● **WHAT TO PRODUCE**
List all lines of the data that include the string "ἡμῶν".

● **LISTED ENTRIES**
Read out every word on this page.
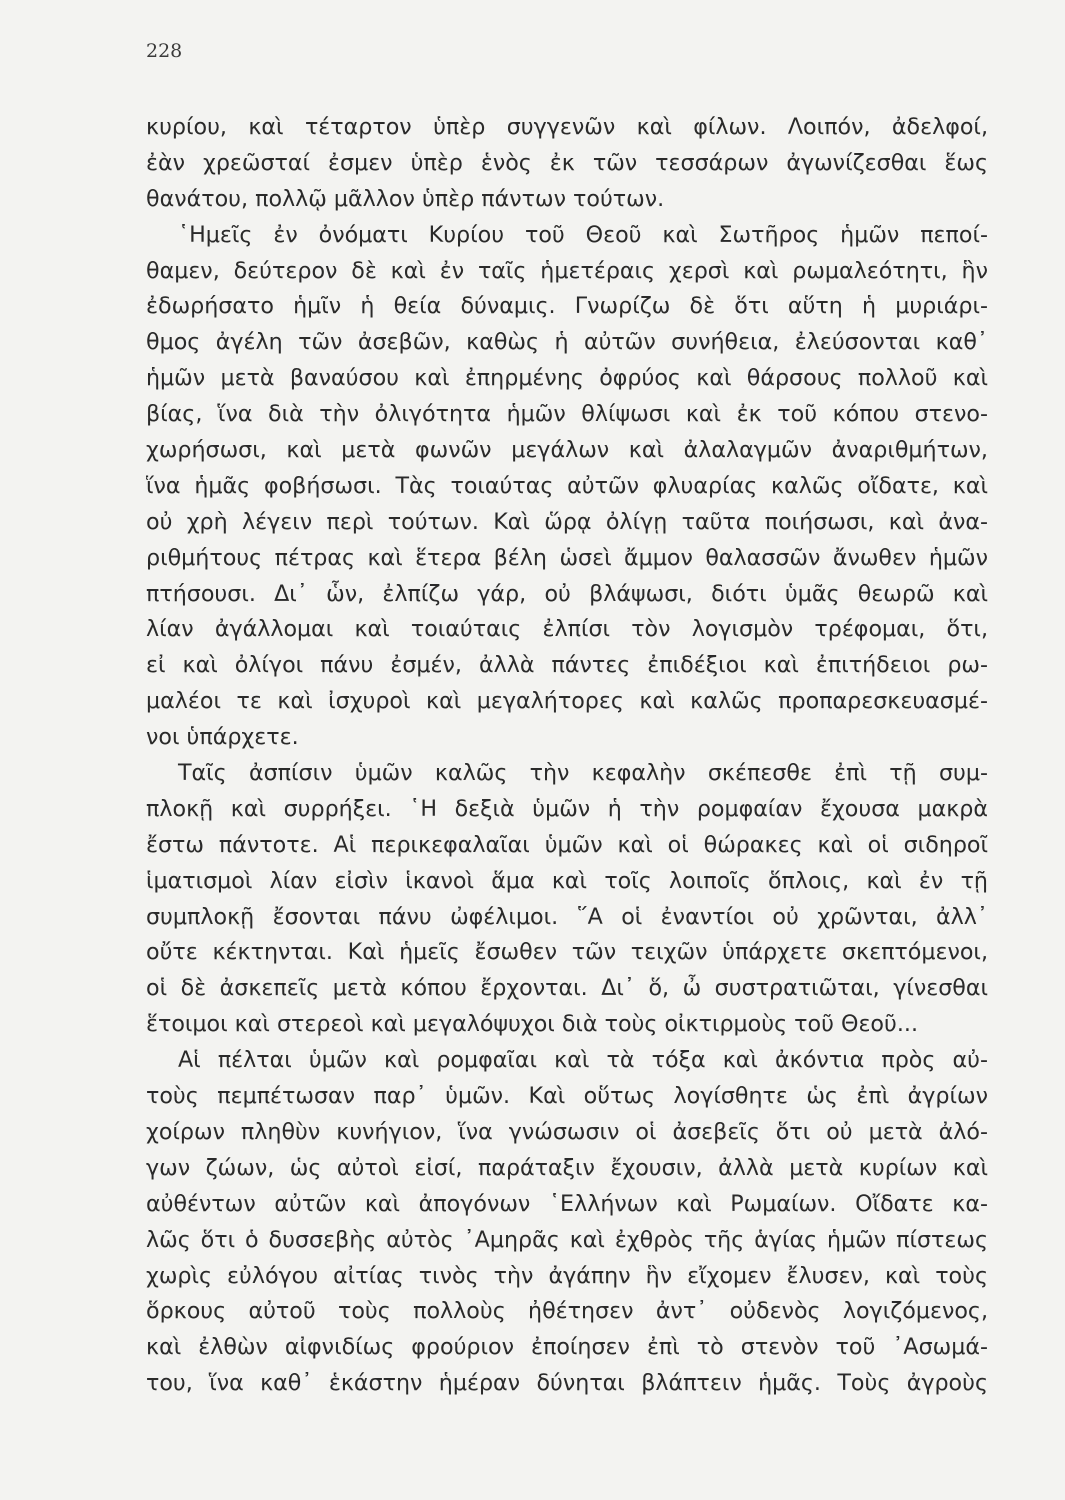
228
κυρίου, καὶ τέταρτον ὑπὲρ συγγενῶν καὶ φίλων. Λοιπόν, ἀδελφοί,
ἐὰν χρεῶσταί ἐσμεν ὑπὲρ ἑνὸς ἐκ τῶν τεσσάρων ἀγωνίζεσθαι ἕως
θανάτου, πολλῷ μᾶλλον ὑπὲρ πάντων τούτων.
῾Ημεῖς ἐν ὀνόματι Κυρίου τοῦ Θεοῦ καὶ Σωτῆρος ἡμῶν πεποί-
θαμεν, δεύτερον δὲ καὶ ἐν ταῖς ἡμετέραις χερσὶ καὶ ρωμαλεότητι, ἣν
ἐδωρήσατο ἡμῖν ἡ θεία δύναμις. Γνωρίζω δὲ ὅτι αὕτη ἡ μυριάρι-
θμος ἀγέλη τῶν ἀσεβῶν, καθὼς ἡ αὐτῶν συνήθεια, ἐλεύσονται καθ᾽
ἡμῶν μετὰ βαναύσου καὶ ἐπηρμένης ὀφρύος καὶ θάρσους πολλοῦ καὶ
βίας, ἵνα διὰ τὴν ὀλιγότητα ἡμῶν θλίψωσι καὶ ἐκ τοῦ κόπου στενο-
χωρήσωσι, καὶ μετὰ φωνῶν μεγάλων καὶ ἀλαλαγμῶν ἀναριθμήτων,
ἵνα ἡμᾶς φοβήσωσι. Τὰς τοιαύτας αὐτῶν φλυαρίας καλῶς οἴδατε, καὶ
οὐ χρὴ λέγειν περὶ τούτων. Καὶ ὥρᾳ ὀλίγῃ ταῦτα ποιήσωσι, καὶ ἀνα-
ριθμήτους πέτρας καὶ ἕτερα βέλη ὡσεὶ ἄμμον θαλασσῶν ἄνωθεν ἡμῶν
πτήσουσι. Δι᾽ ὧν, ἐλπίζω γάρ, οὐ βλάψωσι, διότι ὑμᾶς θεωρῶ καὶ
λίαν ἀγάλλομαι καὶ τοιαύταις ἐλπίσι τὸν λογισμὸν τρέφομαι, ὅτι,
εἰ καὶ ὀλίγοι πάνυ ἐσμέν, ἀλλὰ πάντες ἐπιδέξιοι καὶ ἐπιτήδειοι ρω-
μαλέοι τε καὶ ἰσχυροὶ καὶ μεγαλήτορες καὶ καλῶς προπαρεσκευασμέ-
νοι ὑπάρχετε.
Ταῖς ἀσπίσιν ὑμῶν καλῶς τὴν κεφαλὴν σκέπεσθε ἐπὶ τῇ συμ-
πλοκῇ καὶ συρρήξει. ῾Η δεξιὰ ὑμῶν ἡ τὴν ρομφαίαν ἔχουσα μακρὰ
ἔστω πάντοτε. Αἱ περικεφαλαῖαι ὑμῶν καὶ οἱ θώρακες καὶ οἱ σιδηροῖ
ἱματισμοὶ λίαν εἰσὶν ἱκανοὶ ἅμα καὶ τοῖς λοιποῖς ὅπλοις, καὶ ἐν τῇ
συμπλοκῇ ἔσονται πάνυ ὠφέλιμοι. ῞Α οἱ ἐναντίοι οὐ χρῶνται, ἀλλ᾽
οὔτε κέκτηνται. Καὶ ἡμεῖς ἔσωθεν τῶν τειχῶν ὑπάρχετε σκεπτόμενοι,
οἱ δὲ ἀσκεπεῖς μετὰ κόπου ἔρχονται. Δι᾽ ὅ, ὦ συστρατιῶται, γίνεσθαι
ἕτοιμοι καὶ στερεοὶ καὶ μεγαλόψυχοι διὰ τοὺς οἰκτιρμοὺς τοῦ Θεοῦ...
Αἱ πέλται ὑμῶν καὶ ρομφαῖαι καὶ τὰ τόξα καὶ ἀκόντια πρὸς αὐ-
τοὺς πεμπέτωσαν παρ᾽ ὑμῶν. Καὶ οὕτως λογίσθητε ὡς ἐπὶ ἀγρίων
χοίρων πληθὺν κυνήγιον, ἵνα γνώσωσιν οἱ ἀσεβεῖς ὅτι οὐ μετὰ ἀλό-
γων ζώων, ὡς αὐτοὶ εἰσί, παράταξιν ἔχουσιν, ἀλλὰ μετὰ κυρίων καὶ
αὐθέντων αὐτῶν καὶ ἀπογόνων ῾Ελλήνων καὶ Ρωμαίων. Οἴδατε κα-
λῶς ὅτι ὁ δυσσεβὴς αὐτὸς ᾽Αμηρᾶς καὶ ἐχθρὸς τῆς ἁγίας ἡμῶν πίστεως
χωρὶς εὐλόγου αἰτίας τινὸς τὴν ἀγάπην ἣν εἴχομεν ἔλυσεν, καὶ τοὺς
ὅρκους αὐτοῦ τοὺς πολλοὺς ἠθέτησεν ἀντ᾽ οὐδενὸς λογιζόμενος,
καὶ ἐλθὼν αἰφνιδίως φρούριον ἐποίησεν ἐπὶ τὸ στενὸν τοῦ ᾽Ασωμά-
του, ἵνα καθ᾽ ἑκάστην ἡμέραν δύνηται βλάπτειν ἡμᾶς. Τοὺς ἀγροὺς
---
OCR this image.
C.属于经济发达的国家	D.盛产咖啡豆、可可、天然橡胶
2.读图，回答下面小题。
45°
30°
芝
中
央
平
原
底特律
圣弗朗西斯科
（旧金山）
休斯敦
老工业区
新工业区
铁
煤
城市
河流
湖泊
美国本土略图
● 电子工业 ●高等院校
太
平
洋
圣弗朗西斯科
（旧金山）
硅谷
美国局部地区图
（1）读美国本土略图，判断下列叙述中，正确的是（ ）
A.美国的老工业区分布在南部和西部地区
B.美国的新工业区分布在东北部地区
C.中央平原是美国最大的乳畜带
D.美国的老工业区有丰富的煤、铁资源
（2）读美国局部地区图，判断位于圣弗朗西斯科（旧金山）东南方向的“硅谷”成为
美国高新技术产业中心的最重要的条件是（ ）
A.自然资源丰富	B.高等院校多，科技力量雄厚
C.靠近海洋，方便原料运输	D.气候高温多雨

● **ANSWER IN FULL**
῾Ημεῖς ἐν ὀνόματι Κυρίου τοῦ Θεοῦ καὶ Σωτῆρος ἡμῶν πεποί-
ἡμῶν μετὰ βαναύσου καὶ ἐπηρμένης ὀφρύος καὶ θάρσους πολλοῦ καὶ
βίας, ἵνα διὰ τὴν ὀλιγότητα ἡμῶν θλίψωσι καὶ ἐκ τοῦ κόπου στενο-
ριθμήτους πέτρας καὶ ἕτερα βέλη ὡσεὶ ἄμμον θαλασσῶν ἄνωθεν ἡμῶν
λῶς ὅτι ὁ δυσσεβὴς αὐτὸς ᾽Αμηρᾶς καὶ ἐχθρὸς τῆς ἁγίας ἡμῶν πίστεως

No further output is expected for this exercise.